• _Exercise instructions_: Could you transcribe the records below exactly, leaving out every picture?

• _Available records_:
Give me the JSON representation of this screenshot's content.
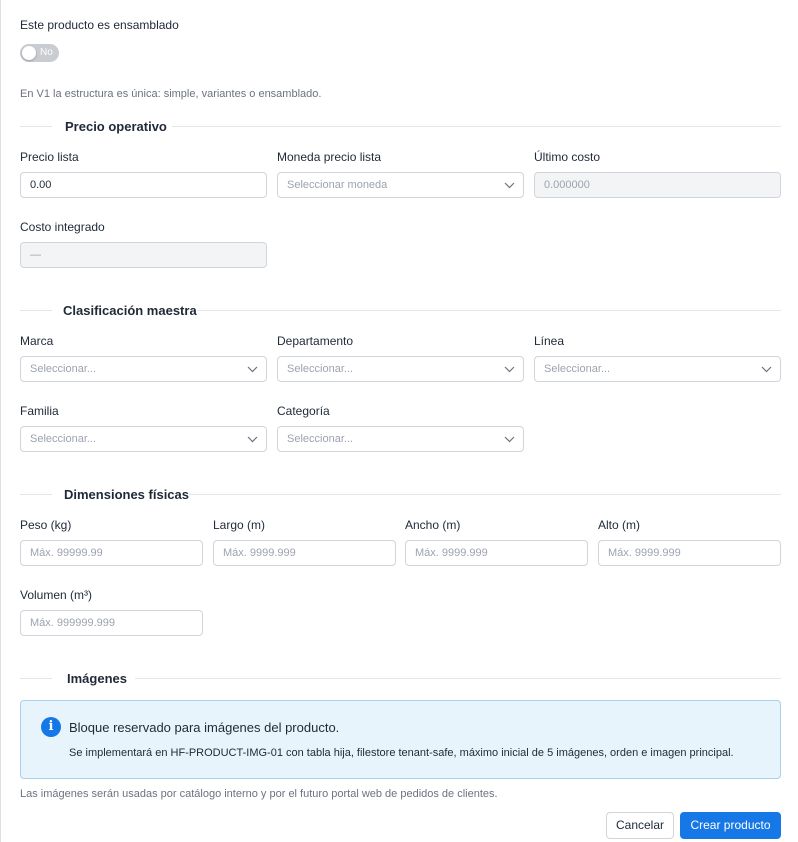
{
  "assembled": {
    "label": "Este producto es ensamblado",
    "toggle_text": "No",
    "help": "En V1 la estructura es única: simple, variantes o ensamblado."
  },
  "sections": {
    "price": "Precio operativo",
    "classification": "Clasificación maestra",
    "dimensions": "Dimensiones físicas",
    "images": "Imágenes"
  },
  "price": {
    "list_price_label": "Precio lista",
    "list_price_value": "0.00",
    "currency_label": "Moneda precio lista",
    "currency_placeholder": "Seleccionar moneda",
    "last_cost_label": "Último costo",
    "last_cost_value": "0.000000",
    "integrated_cost_label": "Costo integrado",
    "integrated_cost_value": "—"
  },
  "classification": {
    "brand_label": "Marca",
    "brand_placeholder": "Seleccionar...",
    "department_label": "Departamento",
    "department_placeholder": "Seleccionar...",
    "line_label": "Línea",
    "line_placeholder": "Seleccionar...",
    "family_label": "Familia",
    "family_placeholder": "Seleccionar...",
    "category_label": "Categoría",
    "category_placeholder": "Seleccionar..."
  },
  "dimensions": {
    "weight_label": "Peso (kg)",
    "weight_placeholder": "Máx. 99999.99",
    "length_label": "Largo (m)",
    "length_placeholder": "Máx. 9999.999",
    "width_label": "Ancho (m)",
    "width_placeholder": "Máx. 9999.999",
    "height_label": "Alto (m)",
    "height_placeholder": "Máx. 9999.999",
    "volume_label": "Volumen (m³)",
    "volume_placeholder": "Máx. 999999.999"
  },
  "images": {
    "info_title": "Bloque reservado para imágenes del producto.",
    "info_body": "Se implementará en HF-PRODUCT-IMG-01 con tabla hija, filestore tenant-safe, máximo inicial de 5 imágenes, orden e imagen principal.",
    "note": "Las imágenes serán usadas por catálogo interno y por el futuro portal web de pedidos de clientes."
  },
  "actions": {
    "cancel": "Cancelar",
    "create": "Crear producto"
  },
  "colors": {
    "primary": "#1677e6",
    "info_bg": "#e8f4fc",
    "info_border": "#a8d1ef"
  }
}
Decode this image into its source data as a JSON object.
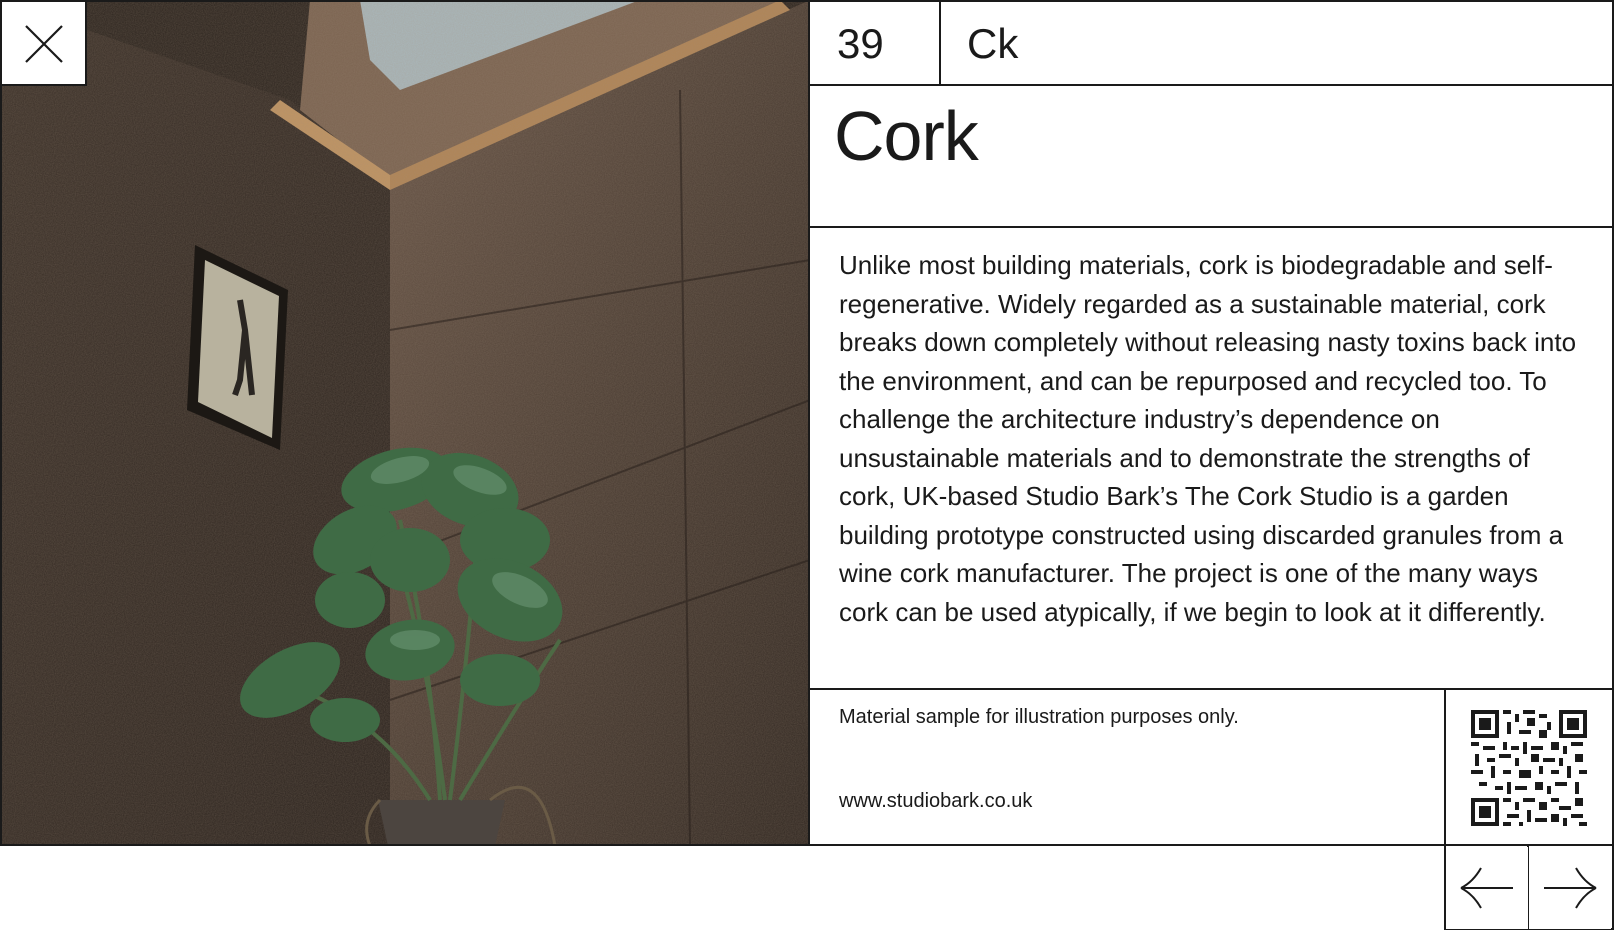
{
  "element": {
    "number": "39",
    "symbol": "Ck",
    "name": "Cork"
  },
  "description": "Unlike most building materials, cork is biodegradable and self-regenerative. Widely regarded as a sustainable material, cork breaks down completely without releasing nasty toxins back into the environment, and can be repurposed and recycled too. To challenge the architecture industry’s dependence on unsustainable materials and to demonstrate the strengths of cork, UK-based Studio Bark’s The Cork Studio is a garden building prototype constructed using discarded granules from a wine cork manufacturer. The project is one of the many ways cork can be used atypically, if we begin to look at it differently.",
  "footer": {
    "disclaimer": "Material sample for illustration purposes only.",
    "url": "www.studiobark.co.uk"
  },
  "icons": {
    "close": "close-icon",
    "prev": "arrow-left-icon",
    "next": "arrow-right-icon",
    "qr": "qr-code-icon"
  },
  "colors": {
    "ink": "#1a1a1a",
    "background": "#ffffff",
    "cork_wall": "#3a2e26",
    "plant": "#3f6b45"
  }
}
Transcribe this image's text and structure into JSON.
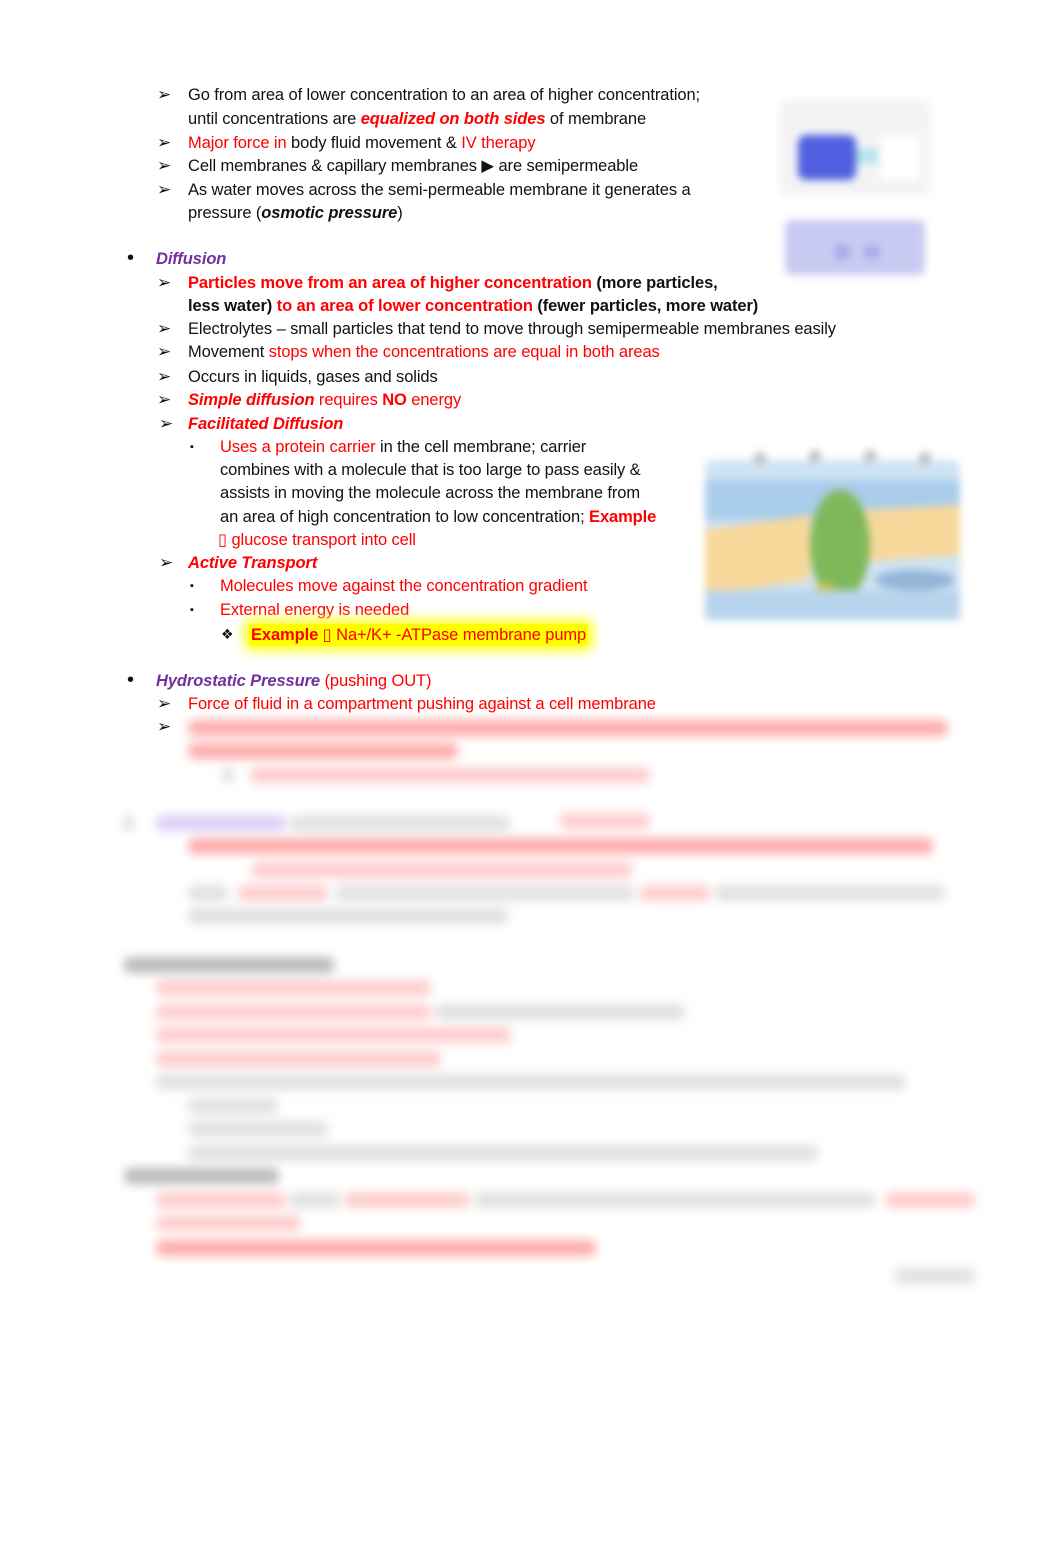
{
  "osmosis_points": [
    {
      "line1": "Go from area of lower concentration to an area of higher concentration;",
      "line2_pre": "until concentrations are ",
      "line2_em": "equalized on both sides",
      "line2_post": " of membrane"
    },
    {
      "red1": "Major force in",
      "mid": " body fluid movement & ",
      "red2": "IV therapy"
    },
    {
      "pre": "Cell membranes & capillary membranes ",
      "arrow": "▶",
      "post": " are semipermeable"
    },
    {
      "line1": "As water moves across the semi-permeable membrane it generates a",
      "line2_pre": "pressure (",
      "line2_em": "osmotic pressure",
      "line2_post": ")"
    }
  ],
  "diffusion": {
    "heading": "Diffusion",
    "points": [
      {
        "red1": "Particles move from an area of higher concentration",
        "black1": " (more particles,",
        "black2": "less water) ",
        "red2": "to an area of lower concentration",
        "black3": " (fewer particles, more water)"
      },
      {
        "text": "Electrolytes – small particles that tend to move through semipermeable membranes easily"
      },
      {
        "pre": "Movement ",
        "red": "stops when the concentrations are equal in both areas"
      },
      {
        "text": "Occurs in liquids, gases and solids"
      },
      {
        "em": "Simple diffusion",
        "mid": " requires ",
        "bold": "NO",
        "post": " energy"
      }
    ],
    "facilitated": {
      "heading": "Facilitated Diffusion",
      "lines": {
        "l1_red": "Uses a protein carrier",
        "l1_post": " in the cell membrane; carrier",
        "l2": "combines with a molecule that is too large to pass easily &",
        "l3": "assists in moving the molecule across the membrane from",
        "l4_pre": "an area of high concentration to low concentration; ",
        "l4_bold": "Example",
        "l5": " glucose transport into cell",
        "missing_glyph": "▯"
      }
    },
    "active": {
      "heading": "Active Transport",
      "points": [
        "Molecules move against the concentration gradient",
        "External energy is needed"
      ],
      "example_bold": "Example",
      "missing_glyph": "▯",
      "example_text": " Na+/K+ -ATPase membrane pump"
    }
  },
  "hydrostatic": {
    "heading": "Hydrostatic Pressure",
    "suffix": " (pushing OUT)",
    "points": [
      "Force of fluid in a compartment pushing against a cell membrane"
    ]
  },
  "bullets": {
    "arrow": "➢",
    "dot": "•",
    "square": "▪",
    "diamond": "❖"
  },
  "colors": {
    "red": "#ff0000",
    "purple": "#7030a0",
    "highlight": "#ffff00",
    "text": "#111111"
  },
  "figures": [
    {
      "name": "osmosis-diagram"
    },
    {
      "name": "cell-membrane-protein-carrier-diagram"
    }
  ]
}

• _Task solution_:
Give me the JSON representation of this screenshot's content.
{
  "assembled": {
    "label": "Este producto es ensamblado",
    "toggle_text": "No",
    "help": "En V1 la estructura es única: simple, variantes o ensamblado."
  },
  "sections": {
    "price": "Precio operativo",
    "classification": "Clasificación maestra",
    "dimensions": "Dimensiones físicas",
    "images": "Imágenes"
  },
  "price": {
    "list_price_label": "Precio lista",
    "list_price_value": "0.00",
    "currency_label": "Moneda precio lista",
    "currency_placeholder": "Seleccionar moneda",
    "last_cost_label": "Último costo",
    "last_cost_value": "0.000000",
    "integrated_cost_label": "Costo integrado",
    "integrated_cost_value": "—"
  },
  "classification": {
    "brand_label": "Marca",
    "brand_placeholder": "Seleccionar...",
    "department_label": "Departamento",
    "department_placeholder": "Seleccionar...",
    "line_label": "Línea",
    "line_placeholder": "Seleccionar...",
    "family_label": "Familia",
    "family_placeholder": "Seleccionar...",
    "category_label": "Categoría",
    "category_placeholder": "Seleccionar..."
  },
  "dimensions": {
    "weight_label": "Peso (kg)",
    "weight_placeholder": "Máx. 99999.99",
    "length_label": "Largo (m)",
    "length_placeholder": "Máx. 9999.999",
    "width_label": "Ancho (m)",
    "width_placeholder": "Máx. 9999.999",
    "height_label": "Alto (m)",
    "height_placeholder": "Máx. 9999.999",
    "volume_label": "Volumen (m³)",
    "volume_placeholder": "Máx. 999999.999"
  },
  "images": {
    "info_title": "Bloque reservado para imágenes del producto.",
    "info_body": "Se implementará en HF-PRODUCT-IMG-01 con tabla hija, filestore tenant-safe, máximo inicial de 5 imágenes, orden e imagen principal.",
    "note": "Las imágenes serán usadas por catálogo interno y por el futuro portal web de pedidos de clientes."
  },
  "actions": {
    "cancel": "Cancelar",
    "create": "Crear producto"
  },
  "colors": {
    "primary": "#1677e6",
    "info_bg": "#e8f4fc",
    "info_border": "#a8d1ef"
  }
}
Decode this image into its source data as a JSON object.
{
  "element": {
    "number": "39",
    "symbol": "Ck",
    "name": "Cork"
  },
  "description": "Unlike most building materials, cork is biodegradable and self-regenerative. Widely regarded as a sustainable material, cork breaks down completely without releasing nasty toxins back into the environment, and can be repurposed and recycled too. To challenge the architecture industry’s dependence on unsustainable materials and to demonstrate the strengths of cork, UK-based Studio Bark’s The Cork Studio is a garden building prototype constructed using discarded granules from a wine cork manufacturer. The project is one of the many ways cork can be used atypically, if we begin to look at it differently.",
  "footer": {
    "disclaimer": "Material sample for illustration purposes only.",
    "url": "www.studiobark.co.uk"
  },
  "icons": {
    "close": "close-icon",
    "prev": "arrow-left-icon",
    "next": "arrow-right-icon",
    "qr": "qr-code-icon"
  },
  "colors": {
    "ink": "#1a1a1a",
    "background": "#ffffff",
    "cork_wall": "#3a2e26",
    "plant": "#3f6b45"
  }
}
Transcribe this image's text and structure into JSON.
{
  "osmosis_points": [
    {
      "line1": "Go from area of lower concentration to an area of higher concentration;",
      "line2_pre": "until concentrations are ",
      "line2_em": "equalized on both sides",
      "line2_post": " of membrane"
    },
    {
      "red1": "Major force in",
      "mid": " body fluid movement & ",
      "red2": "IV therapy"
    },
    {
      "pre": "Cell membranes & capillary membranes ",
      "arrow": "▶",
      "post": " are semipermeable"
    },
    {
      "line1": "As water moves across the semi-permeable membrane it generates a",
      "line2_pre": "pressure (",
      "line2_em": "osmotic pressure",
      "line2_post": ")"
    }
  ],
  "diffusion": {
    "heading": "Diffusion",
    "points": [
      {
        "red1": "Particles move from an area of higher concentration",
        "black1": " (more particles,",
        "black2": "less water) ",
        "red2": "to an area of lower concentration",
        "black3": " (fewer particles, more water)"
      },
      {
        "text": "Electrolytes – small particles that tend to move through semipermeable membranes easily"
      },
      {
        "pre": "Movement ",
        "red": "stops when the concentrations are equal in both areas"
      },
      {
        "text": "Occurs in liquids, gases and solids"
      },
      {
        "em": "Simple diffusion",
        "mid": " requires ",
        "bold": "NO",
        "post": " energy"
      }
    ],
    "facilitated": {
      "heading": "Facilitated Diffusion",
      "lines": {
        "l1_red": "Uses a protein carrier",
        "l1_post": " in the cell membrane; carrier",
        "l2": "combines with a molecule that is too large to pass easily &",
        "l3": "assists in moving the molecule across the membrane from",
        "l4_pre": "an area of high concentration to low concentration; ",
        "l4_bold": "Example",
        "l5": " glucose transport into cell",
        "missing_glyph": "▯"
      }
    },
    "active": {
      "heading": "Active Transport",
      "points": [
        "Molecules move against the concentration gradient",
        "External energy is needed"
      ],
      "example_bold": "Example",
      "missing_glyph": "▯",
      "example_text": " Na+/K+ -ATPase membrane pump"
    }
  },
  "hydrostatic": {
    "heading": "Hydrostatic Pressure",
    "suffix": " (pushing OUT)",
    "points": [
      "Force of fluid in a compartment pushing against a cell membrane"
    ]
  },
  "bullets": {
    "arrow": "➢",
    "dot": "•",
    "square": "▪",
    "diamond": "❖"
  },
  "colors": {
    "red": "#ff0000",
    "purple": "#7030a0",
    "highlight": "#ffff00",
    "text": "#111111"
  },
  "figures": [
    {
      "name": "osmosis-diagram"
    },
    {
      "name": "cell-membrane-protein-carrier-diagram"
    }
  ]
}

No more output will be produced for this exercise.